• THE REQUEST:
Images must not appear in your copy; reproduce every other part of the records exactly.

• EXCERPTED DATA:

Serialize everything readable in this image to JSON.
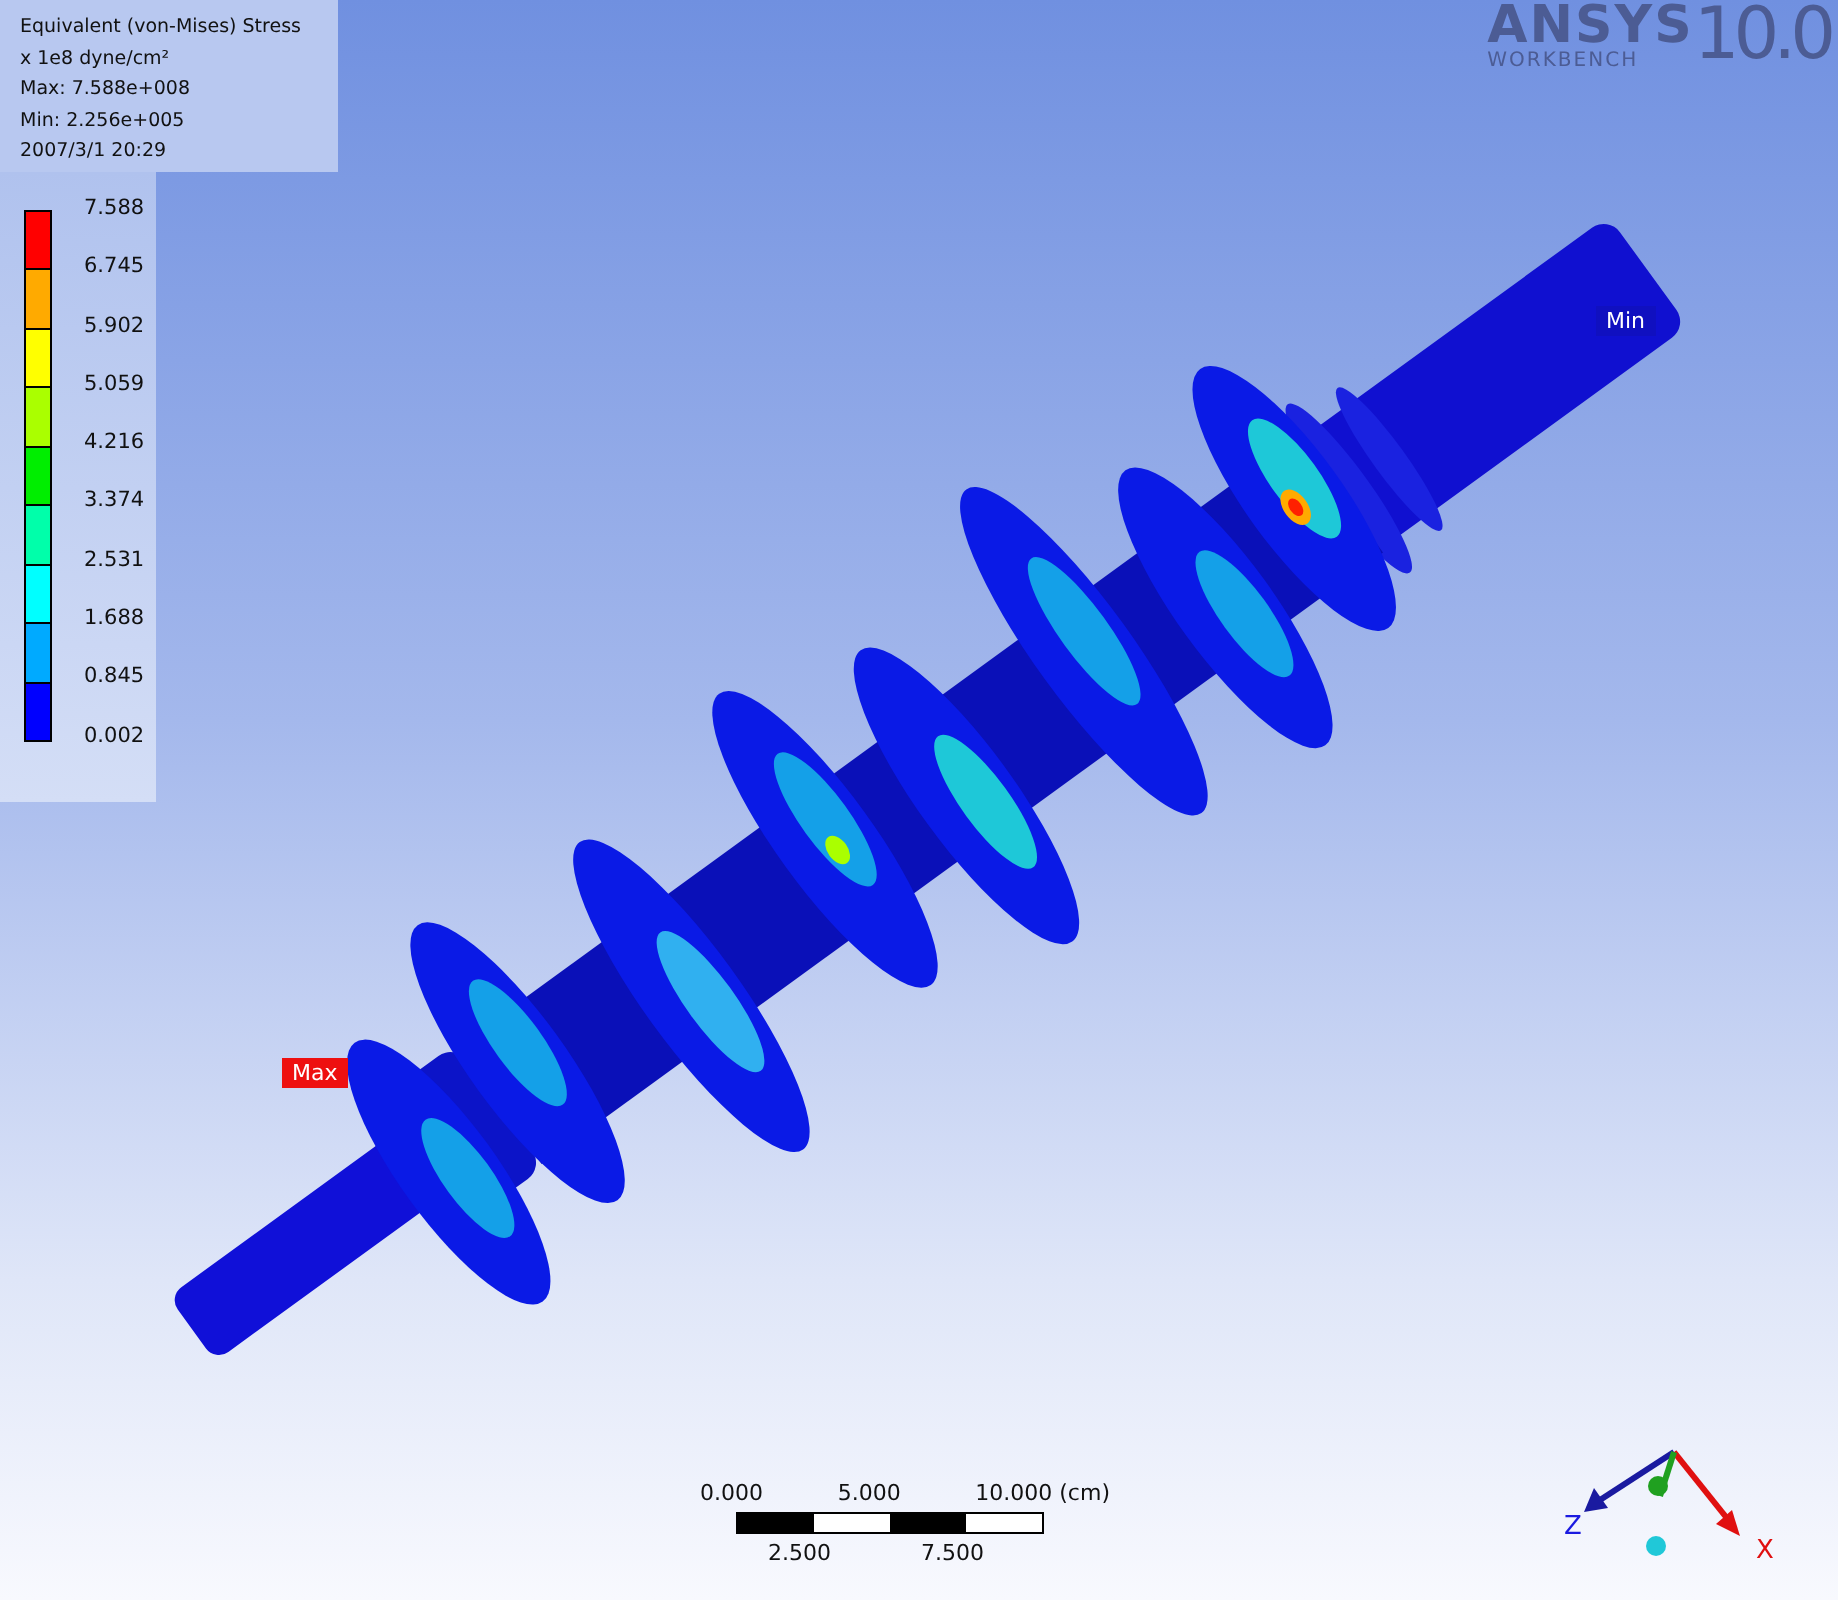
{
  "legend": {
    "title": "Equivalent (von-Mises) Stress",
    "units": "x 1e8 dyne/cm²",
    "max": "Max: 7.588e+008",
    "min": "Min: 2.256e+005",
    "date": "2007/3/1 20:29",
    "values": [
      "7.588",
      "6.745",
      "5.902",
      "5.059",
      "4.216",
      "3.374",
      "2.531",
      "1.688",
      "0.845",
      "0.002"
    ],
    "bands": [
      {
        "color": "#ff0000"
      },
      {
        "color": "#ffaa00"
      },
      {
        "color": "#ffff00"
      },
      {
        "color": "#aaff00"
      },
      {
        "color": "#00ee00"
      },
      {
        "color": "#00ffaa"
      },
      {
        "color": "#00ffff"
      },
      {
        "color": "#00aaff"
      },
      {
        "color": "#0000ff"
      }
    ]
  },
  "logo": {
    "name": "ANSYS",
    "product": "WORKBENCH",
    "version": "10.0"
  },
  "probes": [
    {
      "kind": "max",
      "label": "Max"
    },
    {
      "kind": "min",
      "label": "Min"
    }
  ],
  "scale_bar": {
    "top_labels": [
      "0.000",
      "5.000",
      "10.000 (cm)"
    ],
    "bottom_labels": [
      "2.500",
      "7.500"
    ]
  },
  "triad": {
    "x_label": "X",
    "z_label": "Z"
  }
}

• FINISHED TASK:
Serialize everything readable in this image to JSON.
{
  "legend": {
    "title": "Equivalent (von-Mises) Stress",
    "units": "x 1e8 dyne/cm²",
    "max": "Max: 7.588e+008",
    "min": "Min: 2.256e+005",
    "date": "2007/3/1 20:29",
    "values": [
      "7.588",
      "6.745",
      "5.902",
      "5.059",
      "4.216",
      "3.374",
      "2.531",
      "1.688",
      "0.845",
      "0.002"
    ],
    "bands": [
      {
        "color": "#ff0000"
      },
      {
        "color": "#ffaa00"
      },
      {
        "color": "#ffff00"
      },
      {
        "color": "#aaff00"
      },
      {
        "color": "#00ee00"
      },
      {
        "color": "#00ffaa"
      },
      {
        "color": "#00ffff"
      },
      {
        "color": "#00aaff"
      },
      {
        "color": "#0000ff"
      }
    ]
  },
  "logo": {
    "name": "ANSYS",
    "product": "WORKBENCH",
    "version": "10.0"
  },
  "probes": [
    {
      "kind": "max",
      "label": "Max"
    },
    {
      "kind": "min",
      "label": "Min"
    }
  ],
  "scale_bar": {
    "top_labels": [
      "0.000",
      "5.000",
      "10.000 (cm)"
    ],
    "bottom_labels": [
      "2.500",
      "7.500"
    ]
  },
  "triad": {
    "x_label": "X",
    "z_label": "Z"
  }
}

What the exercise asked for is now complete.